# [TEXT SEGMENT]
----------

21. On and above, certified copy of R.S.R.O.R 5608 appears to have been marked as C.S. Parcha vide Exbt.2 by the trial Court. Although
cadastral survey was done in the year 1921 but there is clear rubber-stamp of Revenue Department in Exbt. 2 ""Certified to be a true copy of part
of a record of right finally published u/s 44(2) of the West Bengal Estate Acquisition Act, 1953"". Exbt.4 i.e. R.S.R.O.R, Khatian No. 5608 also
bears the same rubber stamp. Even instead of the words ""Paschimbanga Sarkar"" under whom direct tenancy supposed to be created, the name of
Superior-landlord has been noted as ''Kshitindra Kumar Dutta'' in both the alleged R.S. and L.R.R.O.R vide Exbts. 4 and 5. Such being the
position Exbts.2, 4 and 5 do not appear to be free from ambiguity. Unfortunately, neither the trial Court nor the first Appellate Court scrutinised
those documents. It must not be lost sight of that even in a ex-parte hearing also onus lies upon the Plaintiff to prove his case by cogent evidence.

----------

# [RECORDS]
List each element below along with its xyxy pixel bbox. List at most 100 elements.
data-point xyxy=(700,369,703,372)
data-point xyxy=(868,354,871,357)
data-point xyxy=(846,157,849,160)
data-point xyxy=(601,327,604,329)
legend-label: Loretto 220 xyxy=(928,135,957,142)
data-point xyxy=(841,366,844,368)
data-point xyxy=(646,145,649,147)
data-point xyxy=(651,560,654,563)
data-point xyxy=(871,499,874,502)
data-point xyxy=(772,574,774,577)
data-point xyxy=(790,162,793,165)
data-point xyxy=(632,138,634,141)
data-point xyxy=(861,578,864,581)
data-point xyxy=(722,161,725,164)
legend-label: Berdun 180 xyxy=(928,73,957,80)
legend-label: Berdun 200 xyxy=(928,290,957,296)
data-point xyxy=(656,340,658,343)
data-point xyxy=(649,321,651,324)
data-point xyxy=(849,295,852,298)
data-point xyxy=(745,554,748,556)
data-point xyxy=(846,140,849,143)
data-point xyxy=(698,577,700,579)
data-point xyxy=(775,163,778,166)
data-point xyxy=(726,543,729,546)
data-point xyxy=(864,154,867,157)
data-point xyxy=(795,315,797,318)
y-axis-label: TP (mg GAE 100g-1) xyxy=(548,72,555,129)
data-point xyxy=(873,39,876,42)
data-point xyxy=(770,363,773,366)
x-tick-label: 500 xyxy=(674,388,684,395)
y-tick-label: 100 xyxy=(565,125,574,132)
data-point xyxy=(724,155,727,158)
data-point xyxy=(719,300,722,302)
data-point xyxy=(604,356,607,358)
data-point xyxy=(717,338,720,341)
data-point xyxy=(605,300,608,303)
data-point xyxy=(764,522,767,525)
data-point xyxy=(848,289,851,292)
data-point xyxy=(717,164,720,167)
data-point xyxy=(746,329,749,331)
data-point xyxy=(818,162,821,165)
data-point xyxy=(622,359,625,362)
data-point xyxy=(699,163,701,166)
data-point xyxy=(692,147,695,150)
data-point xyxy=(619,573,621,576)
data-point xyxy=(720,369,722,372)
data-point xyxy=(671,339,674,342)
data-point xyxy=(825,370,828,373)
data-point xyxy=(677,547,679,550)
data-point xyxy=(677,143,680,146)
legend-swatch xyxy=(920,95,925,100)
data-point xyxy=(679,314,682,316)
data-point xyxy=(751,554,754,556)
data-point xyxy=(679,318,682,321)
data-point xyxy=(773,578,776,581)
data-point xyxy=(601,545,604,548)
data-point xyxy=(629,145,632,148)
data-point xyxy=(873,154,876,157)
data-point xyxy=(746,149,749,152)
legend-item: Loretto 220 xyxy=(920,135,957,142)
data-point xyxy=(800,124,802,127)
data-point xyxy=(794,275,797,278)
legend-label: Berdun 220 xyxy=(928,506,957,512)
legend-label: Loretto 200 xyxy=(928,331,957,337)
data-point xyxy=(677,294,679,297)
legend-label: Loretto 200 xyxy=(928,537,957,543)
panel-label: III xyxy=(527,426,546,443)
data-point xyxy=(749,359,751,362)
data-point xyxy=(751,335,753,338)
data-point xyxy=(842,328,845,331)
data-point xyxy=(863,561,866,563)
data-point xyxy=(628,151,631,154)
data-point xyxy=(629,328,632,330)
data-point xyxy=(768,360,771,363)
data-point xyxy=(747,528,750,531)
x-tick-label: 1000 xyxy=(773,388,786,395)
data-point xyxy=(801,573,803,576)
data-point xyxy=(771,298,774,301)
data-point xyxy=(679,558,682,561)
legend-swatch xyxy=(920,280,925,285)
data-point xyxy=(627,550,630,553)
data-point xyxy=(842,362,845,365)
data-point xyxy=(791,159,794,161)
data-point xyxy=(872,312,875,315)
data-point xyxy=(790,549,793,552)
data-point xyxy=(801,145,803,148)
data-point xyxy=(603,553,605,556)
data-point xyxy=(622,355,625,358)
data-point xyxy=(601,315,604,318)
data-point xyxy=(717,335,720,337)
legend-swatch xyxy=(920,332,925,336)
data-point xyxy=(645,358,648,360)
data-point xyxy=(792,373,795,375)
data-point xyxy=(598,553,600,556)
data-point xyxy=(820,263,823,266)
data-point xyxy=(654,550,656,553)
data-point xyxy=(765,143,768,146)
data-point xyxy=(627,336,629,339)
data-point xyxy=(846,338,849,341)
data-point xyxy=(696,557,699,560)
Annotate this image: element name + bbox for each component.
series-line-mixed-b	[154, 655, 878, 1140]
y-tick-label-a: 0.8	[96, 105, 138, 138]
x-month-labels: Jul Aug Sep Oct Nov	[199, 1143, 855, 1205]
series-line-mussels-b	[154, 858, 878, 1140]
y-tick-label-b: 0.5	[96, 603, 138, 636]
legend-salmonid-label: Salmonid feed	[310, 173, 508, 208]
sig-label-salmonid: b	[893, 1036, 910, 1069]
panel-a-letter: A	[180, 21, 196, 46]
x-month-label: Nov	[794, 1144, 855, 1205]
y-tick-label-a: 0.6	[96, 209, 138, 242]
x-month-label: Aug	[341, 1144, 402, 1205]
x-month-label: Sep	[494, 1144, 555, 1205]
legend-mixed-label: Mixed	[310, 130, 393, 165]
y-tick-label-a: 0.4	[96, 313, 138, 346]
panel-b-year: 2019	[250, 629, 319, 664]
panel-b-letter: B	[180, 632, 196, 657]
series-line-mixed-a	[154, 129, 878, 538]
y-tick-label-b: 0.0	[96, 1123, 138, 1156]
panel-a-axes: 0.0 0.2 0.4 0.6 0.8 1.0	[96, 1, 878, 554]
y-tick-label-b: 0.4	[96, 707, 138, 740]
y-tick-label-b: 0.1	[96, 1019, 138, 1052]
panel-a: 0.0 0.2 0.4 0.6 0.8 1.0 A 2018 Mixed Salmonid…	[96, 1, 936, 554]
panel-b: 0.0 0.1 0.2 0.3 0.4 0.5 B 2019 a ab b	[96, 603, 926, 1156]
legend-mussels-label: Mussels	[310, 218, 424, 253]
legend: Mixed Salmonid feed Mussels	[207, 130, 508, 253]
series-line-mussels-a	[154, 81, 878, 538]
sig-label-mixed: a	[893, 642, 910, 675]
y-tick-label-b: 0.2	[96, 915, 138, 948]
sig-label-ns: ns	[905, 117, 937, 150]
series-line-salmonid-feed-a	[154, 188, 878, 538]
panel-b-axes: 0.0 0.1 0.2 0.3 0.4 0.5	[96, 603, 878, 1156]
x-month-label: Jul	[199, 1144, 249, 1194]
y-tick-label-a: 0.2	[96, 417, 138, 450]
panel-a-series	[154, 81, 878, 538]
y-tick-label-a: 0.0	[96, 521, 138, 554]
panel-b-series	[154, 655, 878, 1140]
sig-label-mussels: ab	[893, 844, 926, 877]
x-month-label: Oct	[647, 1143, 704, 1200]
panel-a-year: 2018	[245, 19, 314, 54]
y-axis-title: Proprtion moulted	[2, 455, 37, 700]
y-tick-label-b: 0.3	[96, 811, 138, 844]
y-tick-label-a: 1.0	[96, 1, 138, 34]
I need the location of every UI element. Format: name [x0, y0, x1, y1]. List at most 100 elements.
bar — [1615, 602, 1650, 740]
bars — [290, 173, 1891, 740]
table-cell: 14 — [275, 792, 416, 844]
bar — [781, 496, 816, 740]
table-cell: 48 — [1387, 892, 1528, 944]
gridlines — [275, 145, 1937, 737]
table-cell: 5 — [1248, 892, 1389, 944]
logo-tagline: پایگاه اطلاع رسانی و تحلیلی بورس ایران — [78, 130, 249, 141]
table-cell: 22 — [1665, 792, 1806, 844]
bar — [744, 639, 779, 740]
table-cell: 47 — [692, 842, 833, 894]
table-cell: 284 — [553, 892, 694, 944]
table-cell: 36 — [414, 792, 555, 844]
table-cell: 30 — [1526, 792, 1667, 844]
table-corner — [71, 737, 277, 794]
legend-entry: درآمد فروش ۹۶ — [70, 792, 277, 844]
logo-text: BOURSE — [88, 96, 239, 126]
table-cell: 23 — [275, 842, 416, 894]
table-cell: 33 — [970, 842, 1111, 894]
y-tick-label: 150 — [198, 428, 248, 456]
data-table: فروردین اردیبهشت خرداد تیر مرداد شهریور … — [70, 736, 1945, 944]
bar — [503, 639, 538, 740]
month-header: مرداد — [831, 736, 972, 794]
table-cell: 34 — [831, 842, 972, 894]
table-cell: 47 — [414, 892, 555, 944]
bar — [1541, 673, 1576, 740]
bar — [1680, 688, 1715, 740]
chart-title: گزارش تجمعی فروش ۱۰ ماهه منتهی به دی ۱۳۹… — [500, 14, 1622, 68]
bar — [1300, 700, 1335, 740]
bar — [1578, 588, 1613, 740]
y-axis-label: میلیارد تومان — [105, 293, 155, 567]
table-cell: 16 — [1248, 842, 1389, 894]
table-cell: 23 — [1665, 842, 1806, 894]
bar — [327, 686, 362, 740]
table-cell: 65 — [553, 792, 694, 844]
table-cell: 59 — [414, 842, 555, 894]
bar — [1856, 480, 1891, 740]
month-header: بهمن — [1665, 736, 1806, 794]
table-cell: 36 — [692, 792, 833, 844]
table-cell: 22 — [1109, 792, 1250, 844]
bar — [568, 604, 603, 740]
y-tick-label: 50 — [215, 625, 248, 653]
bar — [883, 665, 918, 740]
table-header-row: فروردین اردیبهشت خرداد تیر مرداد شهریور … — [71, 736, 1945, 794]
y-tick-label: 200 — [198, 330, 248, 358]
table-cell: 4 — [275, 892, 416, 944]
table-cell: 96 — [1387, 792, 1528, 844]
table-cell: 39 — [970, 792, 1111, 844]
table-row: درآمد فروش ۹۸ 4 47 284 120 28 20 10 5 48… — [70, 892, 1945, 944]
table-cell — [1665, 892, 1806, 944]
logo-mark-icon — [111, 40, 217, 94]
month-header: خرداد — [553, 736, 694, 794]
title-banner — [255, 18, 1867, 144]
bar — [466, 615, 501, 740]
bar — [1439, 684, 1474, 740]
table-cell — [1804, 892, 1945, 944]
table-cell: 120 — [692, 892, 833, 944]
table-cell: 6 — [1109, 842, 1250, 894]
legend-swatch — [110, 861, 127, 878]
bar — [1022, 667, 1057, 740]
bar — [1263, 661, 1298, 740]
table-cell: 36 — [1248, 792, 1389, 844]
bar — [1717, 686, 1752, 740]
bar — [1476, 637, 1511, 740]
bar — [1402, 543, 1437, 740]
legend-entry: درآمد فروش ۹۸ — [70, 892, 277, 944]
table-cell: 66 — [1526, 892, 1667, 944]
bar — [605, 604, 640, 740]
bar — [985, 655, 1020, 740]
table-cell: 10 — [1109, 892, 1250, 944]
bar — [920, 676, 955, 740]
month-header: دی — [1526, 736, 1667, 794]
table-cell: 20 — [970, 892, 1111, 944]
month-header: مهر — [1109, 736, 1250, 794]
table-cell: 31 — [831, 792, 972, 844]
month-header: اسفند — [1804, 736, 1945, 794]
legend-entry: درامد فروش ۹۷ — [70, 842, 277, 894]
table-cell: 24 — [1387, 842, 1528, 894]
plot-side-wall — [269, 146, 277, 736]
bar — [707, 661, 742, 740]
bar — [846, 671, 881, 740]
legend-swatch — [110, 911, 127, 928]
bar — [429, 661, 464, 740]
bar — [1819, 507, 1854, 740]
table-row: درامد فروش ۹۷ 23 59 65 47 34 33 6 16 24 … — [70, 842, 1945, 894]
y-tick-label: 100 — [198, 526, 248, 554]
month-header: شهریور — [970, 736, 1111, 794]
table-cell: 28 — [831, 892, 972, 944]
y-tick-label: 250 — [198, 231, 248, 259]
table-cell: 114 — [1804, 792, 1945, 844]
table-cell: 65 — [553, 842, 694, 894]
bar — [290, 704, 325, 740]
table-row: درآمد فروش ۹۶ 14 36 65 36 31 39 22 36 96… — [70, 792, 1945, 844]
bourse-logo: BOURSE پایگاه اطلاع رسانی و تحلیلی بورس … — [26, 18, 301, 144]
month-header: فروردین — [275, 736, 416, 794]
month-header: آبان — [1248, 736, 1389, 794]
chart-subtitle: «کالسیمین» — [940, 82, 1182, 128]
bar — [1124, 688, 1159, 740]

----------

# [SET TASK A]
In the judgment excerpt, whose name is noted as Superior-landlord in Exbts. 4 and 5?
# [SET TASK B]
Summarize the judgment excerpt in two sentences.
# [SET TASK C]
List every exhibit number the judgment excerpt refers to.

# [SOLUTION A]
Kshitindra Kumar Dutta

# [SOLUTION B]
Exbts. 2, 4 and 5 are not free from ambiguity: the cadastral survey was done in 1921, yet Exbts. 2 and 4 bear a Revenue Department rubber stamp certifying them as copies of a record of right published under the West Bengal Estate Acquisition Act, 1953, and Exbts. 4 and 5 name Kshitindra Kumar Dutta as Superior-landlord instead of "Paschimbanga Sarkar." Neither the trial Court nor the first Appellate Court scrutinized those documents, even though the Plaintiff bears the onus of proving the case by cogent evidence even in an ex-parte hearing.

# [SOLUTION C]
Exbt. 2, Exbt. 4, Exbt. 5